WORK TO COMPLETE.
What lines in the data hold the string "Macrophages"? Show them.

== INFORMATION ==

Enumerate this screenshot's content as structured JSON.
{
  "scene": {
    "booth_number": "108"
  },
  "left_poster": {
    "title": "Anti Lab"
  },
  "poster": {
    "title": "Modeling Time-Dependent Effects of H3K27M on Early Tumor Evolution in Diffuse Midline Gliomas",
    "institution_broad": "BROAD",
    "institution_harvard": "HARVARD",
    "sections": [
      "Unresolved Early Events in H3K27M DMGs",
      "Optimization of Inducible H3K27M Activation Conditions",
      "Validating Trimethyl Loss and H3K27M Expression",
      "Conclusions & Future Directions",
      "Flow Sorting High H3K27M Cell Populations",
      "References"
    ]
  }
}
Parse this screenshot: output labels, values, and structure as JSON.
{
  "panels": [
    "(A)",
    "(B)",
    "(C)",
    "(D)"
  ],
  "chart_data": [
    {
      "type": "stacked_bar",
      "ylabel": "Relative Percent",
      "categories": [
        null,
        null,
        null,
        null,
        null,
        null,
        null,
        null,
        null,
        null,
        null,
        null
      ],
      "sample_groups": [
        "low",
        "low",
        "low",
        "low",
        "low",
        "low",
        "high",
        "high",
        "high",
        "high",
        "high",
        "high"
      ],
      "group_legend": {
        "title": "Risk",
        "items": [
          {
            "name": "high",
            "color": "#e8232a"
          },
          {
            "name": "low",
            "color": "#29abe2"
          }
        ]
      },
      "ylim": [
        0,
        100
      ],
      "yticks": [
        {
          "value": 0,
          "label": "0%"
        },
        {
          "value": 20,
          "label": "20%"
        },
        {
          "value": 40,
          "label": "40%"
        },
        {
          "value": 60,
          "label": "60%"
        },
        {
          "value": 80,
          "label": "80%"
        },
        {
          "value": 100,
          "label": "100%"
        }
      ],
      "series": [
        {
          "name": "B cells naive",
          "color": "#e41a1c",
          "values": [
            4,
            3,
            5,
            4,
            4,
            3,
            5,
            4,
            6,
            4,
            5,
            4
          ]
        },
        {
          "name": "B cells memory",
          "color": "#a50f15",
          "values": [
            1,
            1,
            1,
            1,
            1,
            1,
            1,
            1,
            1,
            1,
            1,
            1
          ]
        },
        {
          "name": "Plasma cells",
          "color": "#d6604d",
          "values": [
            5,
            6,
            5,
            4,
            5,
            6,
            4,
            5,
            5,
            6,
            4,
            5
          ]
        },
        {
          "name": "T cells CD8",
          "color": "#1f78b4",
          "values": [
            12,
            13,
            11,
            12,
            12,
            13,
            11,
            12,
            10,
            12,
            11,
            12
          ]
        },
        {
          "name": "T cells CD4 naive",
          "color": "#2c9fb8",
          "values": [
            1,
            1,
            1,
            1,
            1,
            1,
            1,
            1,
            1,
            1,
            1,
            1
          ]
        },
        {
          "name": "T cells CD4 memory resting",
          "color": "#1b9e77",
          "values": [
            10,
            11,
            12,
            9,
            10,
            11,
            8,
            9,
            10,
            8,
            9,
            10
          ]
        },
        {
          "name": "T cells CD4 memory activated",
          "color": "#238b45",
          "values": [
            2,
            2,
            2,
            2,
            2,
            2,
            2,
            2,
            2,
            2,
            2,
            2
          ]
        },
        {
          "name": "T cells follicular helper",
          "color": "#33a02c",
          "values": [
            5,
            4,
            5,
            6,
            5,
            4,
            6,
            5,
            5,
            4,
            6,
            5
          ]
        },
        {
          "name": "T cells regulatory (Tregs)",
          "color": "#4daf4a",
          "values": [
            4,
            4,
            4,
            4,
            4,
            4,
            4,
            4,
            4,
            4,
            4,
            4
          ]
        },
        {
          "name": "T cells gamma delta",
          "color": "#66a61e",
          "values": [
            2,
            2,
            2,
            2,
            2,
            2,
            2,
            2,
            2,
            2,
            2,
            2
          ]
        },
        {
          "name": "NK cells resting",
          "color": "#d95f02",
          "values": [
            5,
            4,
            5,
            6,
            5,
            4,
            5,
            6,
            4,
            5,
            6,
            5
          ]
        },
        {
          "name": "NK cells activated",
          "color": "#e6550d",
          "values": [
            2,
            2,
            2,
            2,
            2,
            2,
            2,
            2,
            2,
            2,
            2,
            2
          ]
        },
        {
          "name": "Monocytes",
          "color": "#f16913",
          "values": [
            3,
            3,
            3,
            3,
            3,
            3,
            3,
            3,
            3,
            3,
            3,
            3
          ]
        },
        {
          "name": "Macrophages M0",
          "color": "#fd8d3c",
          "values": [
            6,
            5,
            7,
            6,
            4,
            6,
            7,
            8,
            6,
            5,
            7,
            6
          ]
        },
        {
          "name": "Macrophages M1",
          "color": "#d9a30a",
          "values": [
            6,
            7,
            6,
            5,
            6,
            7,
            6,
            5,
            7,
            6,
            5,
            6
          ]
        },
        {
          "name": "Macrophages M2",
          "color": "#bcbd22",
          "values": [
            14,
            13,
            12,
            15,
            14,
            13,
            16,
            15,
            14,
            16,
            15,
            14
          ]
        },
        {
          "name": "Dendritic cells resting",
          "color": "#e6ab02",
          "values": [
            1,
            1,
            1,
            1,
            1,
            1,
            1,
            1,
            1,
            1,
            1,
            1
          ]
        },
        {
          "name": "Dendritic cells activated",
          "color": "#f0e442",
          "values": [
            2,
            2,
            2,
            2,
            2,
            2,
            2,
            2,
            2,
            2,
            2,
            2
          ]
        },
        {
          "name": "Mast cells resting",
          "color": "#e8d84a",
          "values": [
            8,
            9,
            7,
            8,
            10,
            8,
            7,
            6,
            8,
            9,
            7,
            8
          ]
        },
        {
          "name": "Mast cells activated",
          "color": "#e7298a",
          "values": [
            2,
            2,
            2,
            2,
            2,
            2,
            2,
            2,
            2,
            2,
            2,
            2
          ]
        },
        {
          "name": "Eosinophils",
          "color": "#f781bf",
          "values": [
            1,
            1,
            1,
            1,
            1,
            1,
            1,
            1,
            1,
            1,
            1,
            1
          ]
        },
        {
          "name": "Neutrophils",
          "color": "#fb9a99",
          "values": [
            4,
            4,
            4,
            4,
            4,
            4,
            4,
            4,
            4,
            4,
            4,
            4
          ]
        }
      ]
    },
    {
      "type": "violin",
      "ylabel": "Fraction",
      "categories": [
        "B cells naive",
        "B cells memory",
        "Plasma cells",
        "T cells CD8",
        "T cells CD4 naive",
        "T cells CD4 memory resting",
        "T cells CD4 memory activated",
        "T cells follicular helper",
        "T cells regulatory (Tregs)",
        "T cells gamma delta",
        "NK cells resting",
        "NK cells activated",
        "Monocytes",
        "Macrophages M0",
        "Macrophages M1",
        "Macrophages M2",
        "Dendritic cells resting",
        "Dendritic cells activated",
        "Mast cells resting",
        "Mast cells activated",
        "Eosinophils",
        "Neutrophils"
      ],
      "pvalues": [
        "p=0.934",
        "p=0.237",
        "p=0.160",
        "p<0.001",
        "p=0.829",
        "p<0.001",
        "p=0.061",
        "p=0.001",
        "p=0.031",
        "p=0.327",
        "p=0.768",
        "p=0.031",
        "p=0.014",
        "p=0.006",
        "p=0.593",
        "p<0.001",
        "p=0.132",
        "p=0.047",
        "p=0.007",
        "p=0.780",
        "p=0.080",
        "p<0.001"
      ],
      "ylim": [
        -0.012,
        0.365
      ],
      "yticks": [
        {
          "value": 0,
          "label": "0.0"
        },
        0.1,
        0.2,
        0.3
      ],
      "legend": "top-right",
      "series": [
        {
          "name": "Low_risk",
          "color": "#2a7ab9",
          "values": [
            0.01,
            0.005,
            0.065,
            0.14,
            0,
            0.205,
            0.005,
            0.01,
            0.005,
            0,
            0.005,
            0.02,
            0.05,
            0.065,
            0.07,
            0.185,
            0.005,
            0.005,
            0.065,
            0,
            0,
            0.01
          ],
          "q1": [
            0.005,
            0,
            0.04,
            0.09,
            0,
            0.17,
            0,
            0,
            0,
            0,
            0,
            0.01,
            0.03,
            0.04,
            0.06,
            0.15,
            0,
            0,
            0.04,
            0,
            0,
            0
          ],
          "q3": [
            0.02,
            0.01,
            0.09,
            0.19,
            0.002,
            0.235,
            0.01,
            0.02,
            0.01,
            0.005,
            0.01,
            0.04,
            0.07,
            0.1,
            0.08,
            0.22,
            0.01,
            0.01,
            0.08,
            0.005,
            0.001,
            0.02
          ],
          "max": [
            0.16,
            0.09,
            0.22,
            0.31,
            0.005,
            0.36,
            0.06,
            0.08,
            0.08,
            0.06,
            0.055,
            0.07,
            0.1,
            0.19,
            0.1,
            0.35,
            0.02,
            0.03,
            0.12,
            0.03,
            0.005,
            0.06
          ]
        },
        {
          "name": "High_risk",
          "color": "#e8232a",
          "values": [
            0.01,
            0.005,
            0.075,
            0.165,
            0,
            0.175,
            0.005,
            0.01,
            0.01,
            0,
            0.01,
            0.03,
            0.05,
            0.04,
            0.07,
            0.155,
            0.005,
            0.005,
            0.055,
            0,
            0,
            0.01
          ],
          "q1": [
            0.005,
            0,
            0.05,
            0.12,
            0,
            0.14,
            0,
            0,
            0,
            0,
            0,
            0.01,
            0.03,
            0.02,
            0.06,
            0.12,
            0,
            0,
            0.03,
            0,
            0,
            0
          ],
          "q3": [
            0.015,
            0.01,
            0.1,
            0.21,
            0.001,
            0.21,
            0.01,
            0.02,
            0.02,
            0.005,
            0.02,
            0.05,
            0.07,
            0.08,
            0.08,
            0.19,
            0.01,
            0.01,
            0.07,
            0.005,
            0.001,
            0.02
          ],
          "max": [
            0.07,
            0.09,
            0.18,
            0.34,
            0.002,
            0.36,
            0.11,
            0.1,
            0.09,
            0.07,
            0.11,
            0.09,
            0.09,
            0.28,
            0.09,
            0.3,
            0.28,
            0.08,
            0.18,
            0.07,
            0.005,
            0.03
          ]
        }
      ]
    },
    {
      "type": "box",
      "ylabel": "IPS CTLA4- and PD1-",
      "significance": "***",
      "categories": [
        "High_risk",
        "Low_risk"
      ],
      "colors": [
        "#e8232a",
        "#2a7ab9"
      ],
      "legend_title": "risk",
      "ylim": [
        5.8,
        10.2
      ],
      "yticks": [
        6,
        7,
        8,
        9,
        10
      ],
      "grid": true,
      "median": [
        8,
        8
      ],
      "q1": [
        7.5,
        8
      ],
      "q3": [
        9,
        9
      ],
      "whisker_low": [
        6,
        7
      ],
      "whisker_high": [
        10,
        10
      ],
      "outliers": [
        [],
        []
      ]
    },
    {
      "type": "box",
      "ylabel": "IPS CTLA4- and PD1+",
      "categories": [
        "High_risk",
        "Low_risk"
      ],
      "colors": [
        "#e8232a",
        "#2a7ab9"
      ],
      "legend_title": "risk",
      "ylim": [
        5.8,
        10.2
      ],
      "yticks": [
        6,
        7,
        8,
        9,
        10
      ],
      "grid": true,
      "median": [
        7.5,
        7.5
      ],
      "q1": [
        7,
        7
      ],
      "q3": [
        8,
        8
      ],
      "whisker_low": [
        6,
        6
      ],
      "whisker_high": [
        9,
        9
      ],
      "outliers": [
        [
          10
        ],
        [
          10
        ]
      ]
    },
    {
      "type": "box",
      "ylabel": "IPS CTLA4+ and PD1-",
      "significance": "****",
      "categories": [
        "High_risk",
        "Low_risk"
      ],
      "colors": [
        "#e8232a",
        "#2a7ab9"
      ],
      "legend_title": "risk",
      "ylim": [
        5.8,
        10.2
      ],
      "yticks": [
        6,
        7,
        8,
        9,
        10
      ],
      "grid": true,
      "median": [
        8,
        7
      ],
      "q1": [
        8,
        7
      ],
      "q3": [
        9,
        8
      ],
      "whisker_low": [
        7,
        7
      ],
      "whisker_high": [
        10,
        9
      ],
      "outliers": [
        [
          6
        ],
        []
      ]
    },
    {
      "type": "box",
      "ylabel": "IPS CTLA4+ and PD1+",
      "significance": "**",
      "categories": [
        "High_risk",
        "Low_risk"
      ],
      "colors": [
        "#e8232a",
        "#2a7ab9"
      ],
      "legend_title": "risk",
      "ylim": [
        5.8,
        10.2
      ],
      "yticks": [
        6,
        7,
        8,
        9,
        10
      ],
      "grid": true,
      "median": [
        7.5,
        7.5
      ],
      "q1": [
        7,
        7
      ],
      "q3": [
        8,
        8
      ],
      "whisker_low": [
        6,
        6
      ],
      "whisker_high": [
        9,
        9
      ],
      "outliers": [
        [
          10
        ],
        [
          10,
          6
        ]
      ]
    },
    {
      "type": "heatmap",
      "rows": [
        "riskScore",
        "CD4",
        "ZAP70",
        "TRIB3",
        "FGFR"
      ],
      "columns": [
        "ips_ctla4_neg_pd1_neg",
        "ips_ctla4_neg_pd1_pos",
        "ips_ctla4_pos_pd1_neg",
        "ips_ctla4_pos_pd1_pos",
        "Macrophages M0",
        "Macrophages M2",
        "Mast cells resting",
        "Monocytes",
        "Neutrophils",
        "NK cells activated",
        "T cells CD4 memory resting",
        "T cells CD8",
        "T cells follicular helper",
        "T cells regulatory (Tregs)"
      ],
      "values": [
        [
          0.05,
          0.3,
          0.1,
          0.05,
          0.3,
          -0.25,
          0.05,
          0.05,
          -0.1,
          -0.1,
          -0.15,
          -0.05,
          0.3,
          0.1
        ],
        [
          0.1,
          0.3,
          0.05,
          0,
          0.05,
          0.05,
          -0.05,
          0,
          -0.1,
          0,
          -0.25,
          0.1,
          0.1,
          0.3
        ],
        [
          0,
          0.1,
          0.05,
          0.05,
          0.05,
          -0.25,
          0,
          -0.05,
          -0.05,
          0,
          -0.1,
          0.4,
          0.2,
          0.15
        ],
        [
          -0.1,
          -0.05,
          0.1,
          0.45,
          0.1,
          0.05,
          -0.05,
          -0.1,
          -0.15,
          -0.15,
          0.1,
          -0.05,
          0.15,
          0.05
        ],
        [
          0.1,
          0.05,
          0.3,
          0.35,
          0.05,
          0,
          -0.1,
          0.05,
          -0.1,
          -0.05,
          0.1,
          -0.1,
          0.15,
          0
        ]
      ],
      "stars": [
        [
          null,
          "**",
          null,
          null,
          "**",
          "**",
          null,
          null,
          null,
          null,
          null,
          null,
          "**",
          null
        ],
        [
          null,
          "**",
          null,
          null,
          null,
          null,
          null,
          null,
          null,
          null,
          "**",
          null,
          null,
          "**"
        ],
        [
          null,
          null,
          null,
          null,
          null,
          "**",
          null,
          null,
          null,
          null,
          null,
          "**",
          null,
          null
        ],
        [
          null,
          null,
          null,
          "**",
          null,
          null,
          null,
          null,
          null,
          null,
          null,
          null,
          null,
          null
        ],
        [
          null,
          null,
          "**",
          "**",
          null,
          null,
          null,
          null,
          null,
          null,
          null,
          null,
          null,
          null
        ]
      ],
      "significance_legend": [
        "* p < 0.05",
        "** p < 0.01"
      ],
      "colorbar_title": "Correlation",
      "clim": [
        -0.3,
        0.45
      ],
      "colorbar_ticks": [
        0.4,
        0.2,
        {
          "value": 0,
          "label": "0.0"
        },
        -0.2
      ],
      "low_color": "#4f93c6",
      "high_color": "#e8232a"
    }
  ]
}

===

WRITTEN RESPONSE.
          "name": "Macrophages M0",
          "name": "Macrophages M1",
          "name": "Macrophages M2",
        "Macrophages M0",
        "Macrophages M1",
        "Macrophages M2",
        "Macrophages M0",
        "Macrophages M2",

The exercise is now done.